▸ **Extracted data entries**
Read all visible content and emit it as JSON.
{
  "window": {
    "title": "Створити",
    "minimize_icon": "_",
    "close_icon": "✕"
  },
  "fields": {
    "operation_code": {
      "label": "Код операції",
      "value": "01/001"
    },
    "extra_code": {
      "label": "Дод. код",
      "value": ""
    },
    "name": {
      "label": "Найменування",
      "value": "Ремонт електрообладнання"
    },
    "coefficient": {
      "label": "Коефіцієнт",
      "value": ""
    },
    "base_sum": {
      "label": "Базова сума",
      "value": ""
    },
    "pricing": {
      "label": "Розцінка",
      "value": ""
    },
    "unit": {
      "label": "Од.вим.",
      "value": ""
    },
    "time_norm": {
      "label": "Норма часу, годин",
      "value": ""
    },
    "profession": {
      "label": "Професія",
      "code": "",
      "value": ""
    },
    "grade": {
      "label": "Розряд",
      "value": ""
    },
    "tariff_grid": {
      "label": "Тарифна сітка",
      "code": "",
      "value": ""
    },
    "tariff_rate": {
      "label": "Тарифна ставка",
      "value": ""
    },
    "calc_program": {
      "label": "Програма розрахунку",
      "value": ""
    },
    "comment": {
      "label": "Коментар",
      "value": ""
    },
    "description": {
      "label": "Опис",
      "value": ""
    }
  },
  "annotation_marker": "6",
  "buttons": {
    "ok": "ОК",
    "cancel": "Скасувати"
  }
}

▸ **Work to be completed**
Using the entries above, return each line in which the word "Тарифна" occurs.

▸ **Solution for this task**
      "label": "Тарифна сітка",
      "label": "Тарифна ставка",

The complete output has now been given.